Text extract ->
**********

RSS
Columbia University Cancels Anti-Israel ‘Teach-In’ Celebrating Hamas’ Oct. 7 ‘Counteroffensive’
Columbia University’s School of Social Work (CSSW) has canceled an anti-Israel event scheduled to take place this week celebrating Hamas’ Oct. 7 massacre across southern Israeli communities as a “counteroffensive.”
Columbia Social Workers 4 Palestine planned to hold the “teach-in and discussion” at CSSW on Wednesday. Promoting the event on social media, the campus group described Hamas’ surprise invasion of Israel on Oct. 7 as a “counteroffensive,” seemingly rationalizing the brutal onslaught in which Palestinian terrorists led by Hamas murdered over 1,200 and kidnapped 240 others as a defensive measure.
“We will discuss the significance of the Palestinian counteroffensive on October 7th and the centrality of revolutionary violence to anti-imperialism,” the group posted on X/Twitter. “In advocating for Palestinian liberation, Palestinians have engaged in nonviolent resistance tactics for years. These peaceful actions have been met with tear gas and armed opposition by the Israeli government.”

**********

Data supplied ->
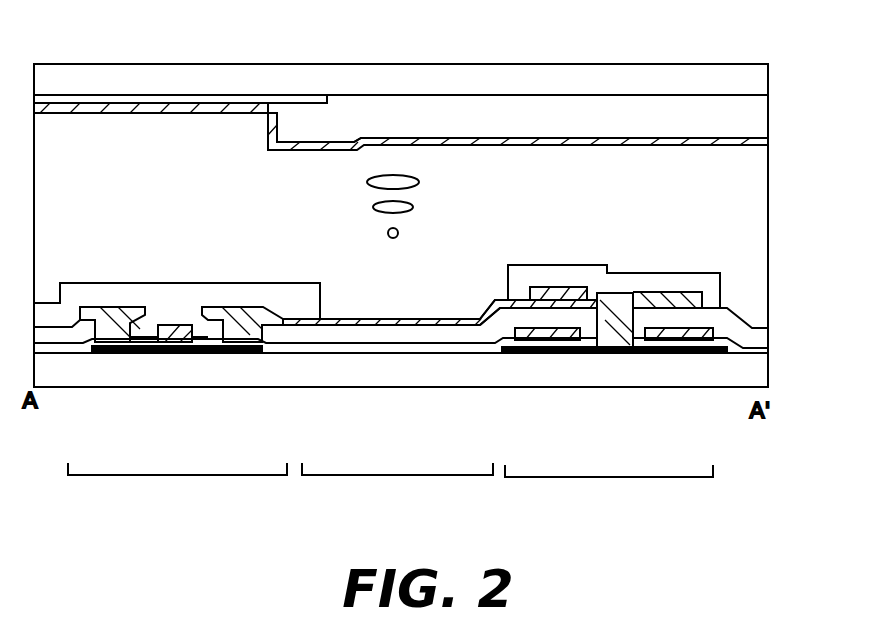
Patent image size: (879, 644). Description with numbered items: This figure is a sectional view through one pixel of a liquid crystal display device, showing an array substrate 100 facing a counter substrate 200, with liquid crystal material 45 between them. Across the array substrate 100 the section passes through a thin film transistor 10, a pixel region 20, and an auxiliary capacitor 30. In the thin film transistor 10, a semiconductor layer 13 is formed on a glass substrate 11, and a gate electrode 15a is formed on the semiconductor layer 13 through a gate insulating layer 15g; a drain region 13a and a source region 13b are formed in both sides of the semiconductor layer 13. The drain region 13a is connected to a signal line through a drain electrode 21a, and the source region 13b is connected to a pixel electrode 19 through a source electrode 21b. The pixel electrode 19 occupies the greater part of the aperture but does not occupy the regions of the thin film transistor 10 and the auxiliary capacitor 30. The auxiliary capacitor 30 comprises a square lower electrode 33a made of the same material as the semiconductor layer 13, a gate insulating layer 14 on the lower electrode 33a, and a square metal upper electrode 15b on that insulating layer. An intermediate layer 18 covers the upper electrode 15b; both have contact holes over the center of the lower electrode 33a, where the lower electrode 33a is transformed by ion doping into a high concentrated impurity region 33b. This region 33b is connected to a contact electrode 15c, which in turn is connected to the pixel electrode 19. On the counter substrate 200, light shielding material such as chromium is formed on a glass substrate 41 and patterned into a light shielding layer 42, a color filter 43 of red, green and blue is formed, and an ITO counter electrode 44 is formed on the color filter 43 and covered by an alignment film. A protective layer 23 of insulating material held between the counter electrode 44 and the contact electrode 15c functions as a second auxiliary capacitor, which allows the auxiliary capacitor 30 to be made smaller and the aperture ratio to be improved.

The counter substrate 200 is at (790, 133).
The array substrate 100 is at (790, 337).
The glass substrate 41 is at (76, 75).
The light shielding layer 42 is at (152, 95).
The color filter 43 is at (400, 115).
The counter electrode 44 is at (560, 138).
The liquid crystal molecules 45 is at (365, 195).
The glass substrate 11 is at (70, 390).
The semiconductor layer 13 is at (177, 353).
The drain region 13a is at (117, 353).
The source region 13b is at (243, 353).
The gate insulating layer 14 is at (363, 350).
The gate electrode 15a is at (177, 330).
The upper electrode 15b is at (592, 296).
The contact electrode 15c is at (558, 290).
The gate insulating layer 15g is at (150, 340).
The intermediate layer 18 is at (432, 333).
The pixel electrode 19 is at (486, 302).
The drain electrode 21a is at (102, 325).
The source electrode 21b is at (242, 320).
The protective layer 23 is at (45, 315).
The lower electrode 33a is at (538, 353).
The high concentrated impurity region 33b is at (610, 353).
The thin film transistor 10 is at (213, 506).
The pixel region 20 is at (397, 495).
The auxiliary capacitor 30 is at (609, 492).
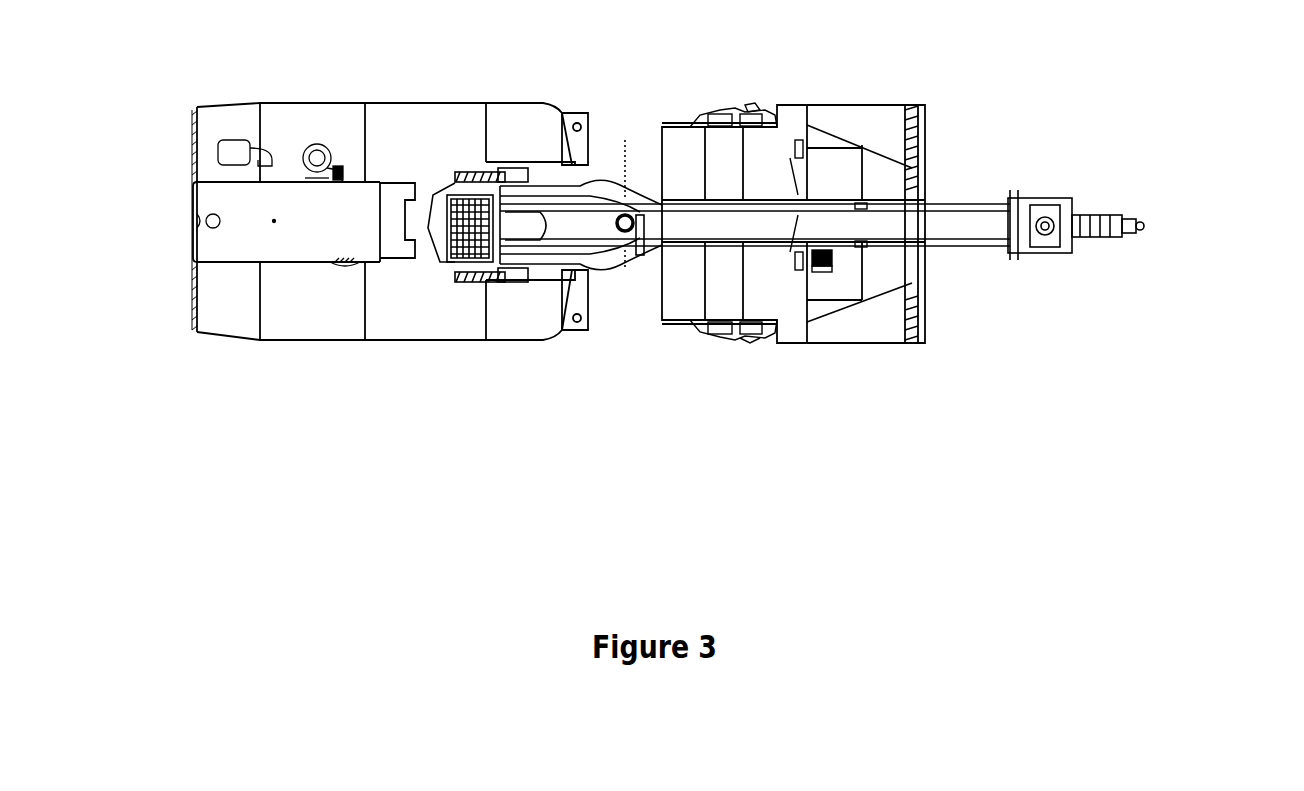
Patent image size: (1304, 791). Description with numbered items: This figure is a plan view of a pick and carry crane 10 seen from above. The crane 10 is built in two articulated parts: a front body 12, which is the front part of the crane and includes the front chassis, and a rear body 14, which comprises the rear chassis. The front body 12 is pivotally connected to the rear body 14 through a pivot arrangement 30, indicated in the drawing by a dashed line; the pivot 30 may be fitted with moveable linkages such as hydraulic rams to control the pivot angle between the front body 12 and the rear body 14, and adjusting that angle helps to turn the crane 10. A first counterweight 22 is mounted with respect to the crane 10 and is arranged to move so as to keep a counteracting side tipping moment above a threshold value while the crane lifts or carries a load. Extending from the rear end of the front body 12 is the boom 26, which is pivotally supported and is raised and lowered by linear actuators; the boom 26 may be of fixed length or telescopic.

The pick and carry crane 10 is at (1162, 150).
The front body 12 is at (897, 82).
The rear body 14 is at (268, 90).
The first counterweight 22 is at (531, 158).
The boom 26 is at (957, 180).
The pivot arrangement 30 is at (626, 255).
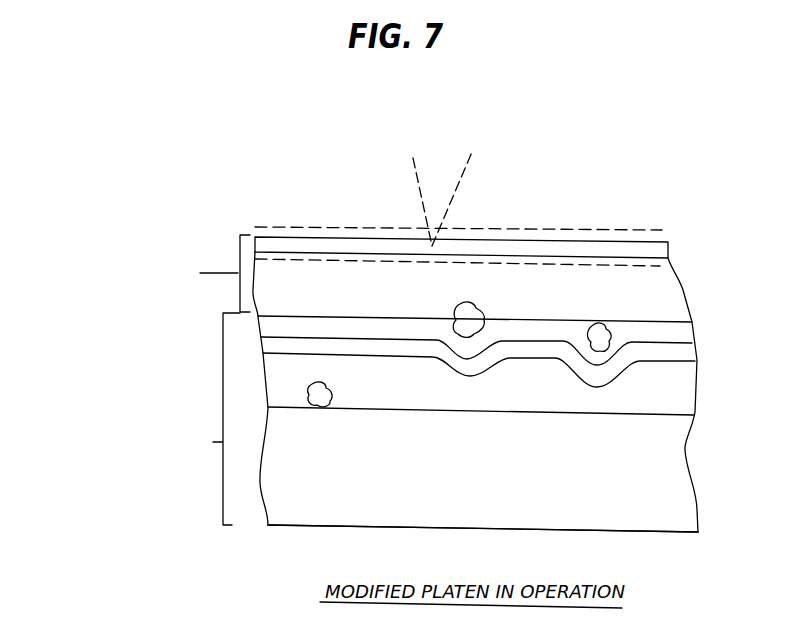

**********

Written instruction A ->
Summarize the Columbia teach-in article in two sentences.
Written instruction B ->
Echo the Columbia teach-in article word for word, starting with "Columbia Social Workers" and going on through "a defensive measure.".
The entries are separate material and have no connection to the Columbia teach-in article.

Task solution A ->
Columbia University's School of Social Work canceled a teach-in and discussion that the campus group Columbia Social Workers 4 Palestine had planned to hold there on Wednesday. While promoting the event on social media, the group called Hamas' October 7 invasion of Israel, in which over 1,200 people were murdered and 240 kidnapped, a "counteroffensive" and said it would discuss the centrality of revolutionary violence to anti-imperialism.

Task solution B ->
Columbia Social Workers 4 Palestine planned to hold the “teach-in and discussion” at CSSW on Wednesday. Promoting the event on social media, the campus group described Hamas’ surprise invasion of Israel on Oct. 7 as a “counteroffensive,” seemingly rationalizing the brutal onslaught in which Palestinian terrorists led by Hamas murdered over 1,200 and kidnapped 240 others as a defensive measure.